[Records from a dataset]
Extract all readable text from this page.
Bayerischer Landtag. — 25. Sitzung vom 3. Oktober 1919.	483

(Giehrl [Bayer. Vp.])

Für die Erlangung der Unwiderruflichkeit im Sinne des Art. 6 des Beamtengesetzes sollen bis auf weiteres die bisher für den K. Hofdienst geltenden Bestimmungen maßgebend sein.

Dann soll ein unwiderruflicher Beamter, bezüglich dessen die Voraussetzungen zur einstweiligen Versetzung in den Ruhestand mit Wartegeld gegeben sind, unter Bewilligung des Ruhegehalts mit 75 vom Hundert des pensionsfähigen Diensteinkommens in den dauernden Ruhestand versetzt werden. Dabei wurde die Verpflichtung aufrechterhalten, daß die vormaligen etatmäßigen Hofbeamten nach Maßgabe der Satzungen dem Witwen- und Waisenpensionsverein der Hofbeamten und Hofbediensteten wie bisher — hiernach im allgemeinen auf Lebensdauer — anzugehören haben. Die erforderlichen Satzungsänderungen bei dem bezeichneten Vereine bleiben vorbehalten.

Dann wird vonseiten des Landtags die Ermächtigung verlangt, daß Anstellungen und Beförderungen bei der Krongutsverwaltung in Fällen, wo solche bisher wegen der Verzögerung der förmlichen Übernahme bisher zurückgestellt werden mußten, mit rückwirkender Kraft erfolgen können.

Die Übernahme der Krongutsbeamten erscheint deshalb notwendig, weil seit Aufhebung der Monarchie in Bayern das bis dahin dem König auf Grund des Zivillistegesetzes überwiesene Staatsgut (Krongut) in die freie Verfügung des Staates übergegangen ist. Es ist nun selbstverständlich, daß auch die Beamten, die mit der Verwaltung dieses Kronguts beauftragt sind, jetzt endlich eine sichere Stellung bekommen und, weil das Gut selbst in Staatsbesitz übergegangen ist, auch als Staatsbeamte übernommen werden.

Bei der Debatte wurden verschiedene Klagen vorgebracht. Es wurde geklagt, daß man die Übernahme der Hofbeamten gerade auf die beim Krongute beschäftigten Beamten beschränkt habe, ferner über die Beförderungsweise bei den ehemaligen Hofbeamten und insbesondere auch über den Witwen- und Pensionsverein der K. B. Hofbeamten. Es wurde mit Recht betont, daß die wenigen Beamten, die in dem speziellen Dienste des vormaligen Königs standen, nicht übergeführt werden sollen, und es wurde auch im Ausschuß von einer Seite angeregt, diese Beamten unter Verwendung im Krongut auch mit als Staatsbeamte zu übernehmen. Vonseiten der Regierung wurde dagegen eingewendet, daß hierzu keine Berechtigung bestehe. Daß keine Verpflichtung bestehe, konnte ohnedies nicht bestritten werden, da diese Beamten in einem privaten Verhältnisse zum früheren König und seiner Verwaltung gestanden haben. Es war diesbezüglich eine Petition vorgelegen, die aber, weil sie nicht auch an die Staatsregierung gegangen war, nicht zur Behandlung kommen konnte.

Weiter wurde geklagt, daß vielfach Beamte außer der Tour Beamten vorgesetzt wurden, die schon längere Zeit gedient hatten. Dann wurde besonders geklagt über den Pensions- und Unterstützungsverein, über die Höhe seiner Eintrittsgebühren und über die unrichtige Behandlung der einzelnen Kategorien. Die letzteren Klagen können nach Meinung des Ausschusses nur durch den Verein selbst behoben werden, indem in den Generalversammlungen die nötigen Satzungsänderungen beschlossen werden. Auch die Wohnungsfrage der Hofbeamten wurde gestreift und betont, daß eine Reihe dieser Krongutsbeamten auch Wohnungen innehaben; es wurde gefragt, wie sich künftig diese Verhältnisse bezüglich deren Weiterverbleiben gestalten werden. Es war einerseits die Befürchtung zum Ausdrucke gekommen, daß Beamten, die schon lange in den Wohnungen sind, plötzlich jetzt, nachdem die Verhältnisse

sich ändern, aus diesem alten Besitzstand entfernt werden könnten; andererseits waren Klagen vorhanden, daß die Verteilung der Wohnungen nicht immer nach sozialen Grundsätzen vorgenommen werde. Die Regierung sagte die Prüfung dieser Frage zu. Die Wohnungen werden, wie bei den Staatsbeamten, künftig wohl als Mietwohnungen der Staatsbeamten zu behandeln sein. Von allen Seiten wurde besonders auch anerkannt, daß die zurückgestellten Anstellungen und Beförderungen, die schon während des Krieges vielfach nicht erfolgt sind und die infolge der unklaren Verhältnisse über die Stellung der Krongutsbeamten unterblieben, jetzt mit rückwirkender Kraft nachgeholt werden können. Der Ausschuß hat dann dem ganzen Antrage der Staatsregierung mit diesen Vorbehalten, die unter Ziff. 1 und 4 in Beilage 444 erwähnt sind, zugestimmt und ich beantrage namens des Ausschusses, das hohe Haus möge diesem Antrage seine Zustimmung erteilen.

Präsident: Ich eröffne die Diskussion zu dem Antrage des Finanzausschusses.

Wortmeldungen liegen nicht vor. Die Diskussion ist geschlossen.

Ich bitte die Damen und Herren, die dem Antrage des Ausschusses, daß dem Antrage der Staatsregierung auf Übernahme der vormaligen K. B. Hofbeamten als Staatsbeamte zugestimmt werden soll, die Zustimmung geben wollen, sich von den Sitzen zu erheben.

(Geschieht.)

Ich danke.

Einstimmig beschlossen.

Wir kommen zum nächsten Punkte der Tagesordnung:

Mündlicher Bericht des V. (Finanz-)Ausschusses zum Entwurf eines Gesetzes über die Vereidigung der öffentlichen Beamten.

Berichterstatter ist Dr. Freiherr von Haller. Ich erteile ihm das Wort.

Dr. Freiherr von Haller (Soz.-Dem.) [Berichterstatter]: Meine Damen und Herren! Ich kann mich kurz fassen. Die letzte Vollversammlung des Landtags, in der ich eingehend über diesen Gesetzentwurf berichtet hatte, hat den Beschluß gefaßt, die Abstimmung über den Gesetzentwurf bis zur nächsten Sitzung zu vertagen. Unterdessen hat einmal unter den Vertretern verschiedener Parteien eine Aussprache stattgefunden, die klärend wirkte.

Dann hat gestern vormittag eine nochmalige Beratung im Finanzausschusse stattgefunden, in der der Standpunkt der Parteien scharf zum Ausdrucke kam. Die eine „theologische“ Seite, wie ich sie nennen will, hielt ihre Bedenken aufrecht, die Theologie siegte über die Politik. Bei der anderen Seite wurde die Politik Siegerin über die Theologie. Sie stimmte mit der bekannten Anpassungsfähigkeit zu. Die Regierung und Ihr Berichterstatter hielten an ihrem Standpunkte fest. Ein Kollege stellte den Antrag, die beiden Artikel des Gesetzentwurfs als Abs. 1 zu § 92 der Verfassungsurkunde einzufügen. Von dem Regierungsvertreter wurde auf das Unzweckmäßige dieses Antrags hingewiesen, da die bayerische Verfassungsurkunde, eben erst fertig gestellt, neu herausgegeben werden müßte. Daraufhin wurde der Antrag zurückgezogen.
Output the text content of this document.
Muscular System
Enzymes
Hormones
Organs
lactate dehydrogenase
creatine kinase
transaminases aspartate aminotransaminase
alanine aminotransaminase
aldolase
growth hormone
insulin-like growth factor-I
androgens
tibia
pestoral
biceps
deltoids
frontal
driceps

* Instructions for the task *
Write out only those lines of the entries that lie between the line containing "Output the text content of this document." and the last line, inclusive, reproducing them exactly.

* Task response *
Output the text content of this document.
Muscular System
Enzymes
Hormones
Organs
lactate dehydrogenase
creatine kinase
transaminases aspartate aminotransaminase
alanine aminotransaminase
aldolase
growth hormone
insulin-like growth factor-I
androgens
tibia
pestoral
biceps
deltoids
frontal
driceps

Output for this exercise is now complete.